## START AVAILABLE DATA

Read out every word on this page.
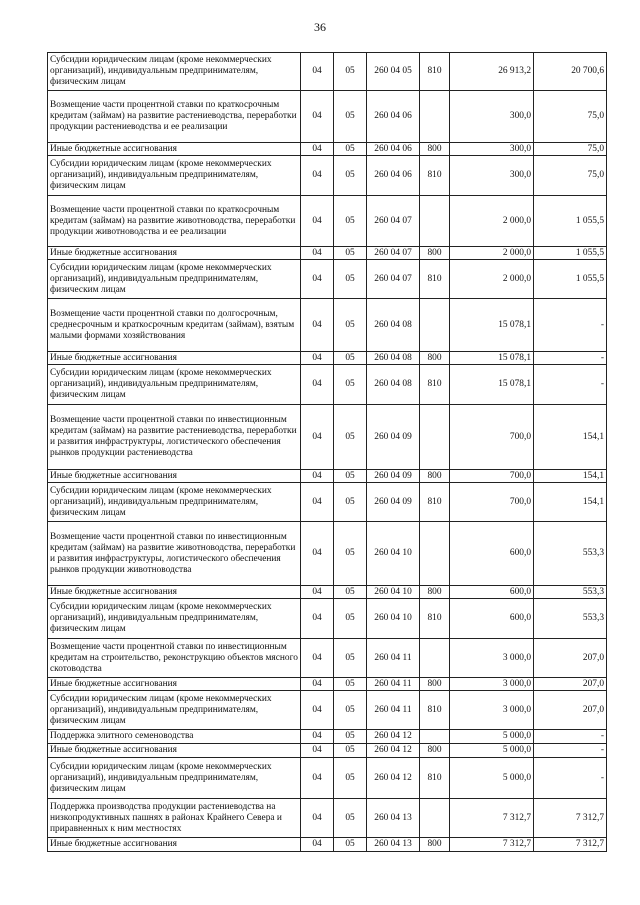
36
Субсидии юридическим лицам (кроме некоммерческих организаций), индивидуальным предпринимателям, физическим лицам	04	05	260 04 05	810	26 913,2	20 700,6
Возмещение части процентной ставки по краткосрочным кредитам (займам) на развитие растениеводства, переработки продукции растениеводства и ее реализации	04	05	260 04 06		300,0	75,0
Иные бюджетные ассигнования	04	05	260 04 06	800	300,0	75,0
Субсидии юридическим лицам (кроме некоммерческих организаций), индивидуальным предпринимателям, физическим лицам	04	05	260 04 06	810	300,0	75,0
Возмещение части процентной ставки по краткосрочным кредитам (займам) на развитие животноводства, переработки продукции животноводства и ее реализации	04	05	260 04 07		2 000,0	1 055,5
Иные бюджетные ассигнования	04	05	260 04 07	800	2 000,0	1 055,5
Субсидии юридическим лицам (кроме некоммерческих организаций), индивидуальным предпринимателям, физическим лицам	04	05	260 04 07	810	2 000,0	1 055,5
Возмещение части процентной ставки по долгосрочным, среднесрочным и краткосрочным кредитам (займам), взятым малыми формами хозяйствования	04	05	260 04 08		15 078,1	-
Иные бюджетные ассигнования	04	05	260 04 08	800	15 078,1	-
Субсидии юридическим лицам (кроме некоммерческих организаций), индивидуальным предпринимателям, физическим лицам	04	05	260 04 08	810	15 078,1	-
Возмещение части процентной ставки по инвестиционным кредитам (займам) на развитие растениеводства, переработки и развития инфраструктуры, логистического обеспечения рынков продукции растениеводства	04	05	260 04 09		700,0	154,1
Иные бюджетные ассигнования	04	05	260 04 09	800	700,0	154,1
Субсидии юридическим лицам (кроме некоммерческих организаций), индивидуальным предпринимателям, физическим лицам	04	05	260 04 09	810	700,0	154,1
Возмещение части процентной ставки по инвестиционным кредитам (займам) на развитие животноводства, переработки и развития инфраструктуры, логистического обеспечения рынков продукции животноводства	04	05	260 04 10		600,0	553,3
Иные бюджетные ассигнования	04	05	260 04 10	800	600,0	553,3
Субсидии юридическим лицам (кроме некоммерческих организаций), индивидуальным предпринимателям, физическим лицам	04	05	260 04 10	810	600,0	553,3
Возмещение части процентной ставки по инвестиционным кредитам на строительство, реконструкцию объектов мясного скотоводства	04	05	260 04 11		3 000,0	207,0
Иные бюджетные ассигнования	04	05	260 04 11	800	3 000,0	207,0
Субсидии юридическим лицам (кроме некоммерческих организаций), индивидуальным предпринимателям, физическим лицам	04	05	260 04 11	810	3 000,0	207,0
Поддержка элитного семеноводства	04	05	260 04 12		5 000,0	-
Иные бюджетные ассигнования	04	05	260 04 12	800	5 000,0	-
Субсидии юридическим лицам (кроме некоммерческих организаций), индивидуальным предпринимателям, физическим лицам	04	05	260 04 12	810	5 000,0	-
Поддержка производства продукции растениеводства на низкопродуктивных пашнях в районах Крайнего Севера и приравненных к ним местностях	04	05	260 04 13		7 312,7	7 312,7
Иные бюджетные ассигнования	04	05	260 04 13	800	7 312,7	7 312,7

## END AVAILABLE DATA

Print the listing above in full, exactly as written. Omit any pictures.

Read out every word on this page.
36
Субсидии юридическим лицам (кроме некоммерческих организаций), индивидуальным предпринимателям, физическим лицам	04	05	260 04 05	810	26 913,2	20 700,6
Возмещение части процентной ставки по краткосрочным кредитам (займам) на развитие растениеводства, переработки продукции растениеводства и ее реализации	04	05	260 04 06		300,0	75,0
Иные бюджетные ассигнования	04	05	260 04 06	800	300,0	75,0
Субсидии юридическим лицам (кроме некоммерческих организаций), индивидуальным предпринимателям, физическим лицам	04	05	260 04 06	810	300,0	75,0
Возмещение части процентной ставки по краткосрочным кредитам (займам) на развитие животноводства, переработки продукции животноводства и ее реализации	04	05	260 04 07		2 000,0	1 055,5
Иные бюджетные ассигнования	04	05	260 04 07	800	2 000,0	1 055,5
Субсидии юридическим лицам (кроме некоммерческих организаций), индивидуальным предпринимателям, физическим лицам	04	05	260 04 07	810	2 000,0	1 055,5
Возмещение части процентной ставки по долгосрочным, среднесрочным и краткосрочным кредитам (займам), взятым малыми формами хозяйствования	04	05	260 04 08		15 078,1	-
Иные бюджетные ассигнования	04	05	260 04 08	800	15 078,1	-
Субсидии юридическим лицам (кроме некоммерческих организаций), индивидуальным предпринимателям, физическим лицам	04	05	260 04 08	810	15 078,1	-
Возмещение части процентной ставки по инвестиционным кредитам (займам) на развитие растениеводства, переработки и развития инфраструктуры, логистического обеспечения рынков продукции растениеводства	04	05	260 04 09		700,0	154,1
Иные бюджетные ассигнования	04	05	260 04 09	800	700,0	154,1
Субсидии юридическим лицам (кроме некоммерческих организаций), индивидуальным предпринимателям, физическим лицам	04	05	260 04 09	810	700,0	154,1
Возмещение части процентной ставки по инвестиционным кредитам (займам) на развитие животноводства, переработки и развития инфраструктуры, логистического обеспечения рынков продукции животноводства	04	05	260 04 10		600,0	553,3
Иные бюджетные ассигнования	04	05	260 04 10	800	600,0	553,3
Субсидии юридическим лицам (кроме некоммерческих организаций), индивидуальным предпринимателям, физическим лицам	04	05	260 04 10	810	600,0	553,3
Возмещение части процентной ставки по инвестиционным кредитам на строительство, реконструкцию объектов мясного скотоводства	04	05	260 04 11		3 000,0	207,0
Иные бюджетные ассигнования	04	05	260 04 11	800	3 000,0	207,0
Субсидии юридическим лицам (кроме некоммерческих организаций), индивидуальным предпринимателям, физическим лицам	04	05	260 04 11	810	3 000,0	207,0
Поддержка элитного семеноводства	04	05	260 04 12		5 000,0	-
Иные бюджетные ассигнования	04	05	260 04 12	800	5 000,0	-
Субсидии юридическим лицам (кроме некоммерческих организаций), индивидуальным предпринимателям, физическим лицам	04	05	260 04 12	810	5 000,0	-
Поддержка производства продукции растениеводства на низкопродуктивных пашнях в районах Крайнего Севера и приравненных к ним местностях	04	05	260 04 13		7 312,7	7 312,7
Иные бюджетные ассигнования	04	05	260 04 13	800	7 312,7	7 312,7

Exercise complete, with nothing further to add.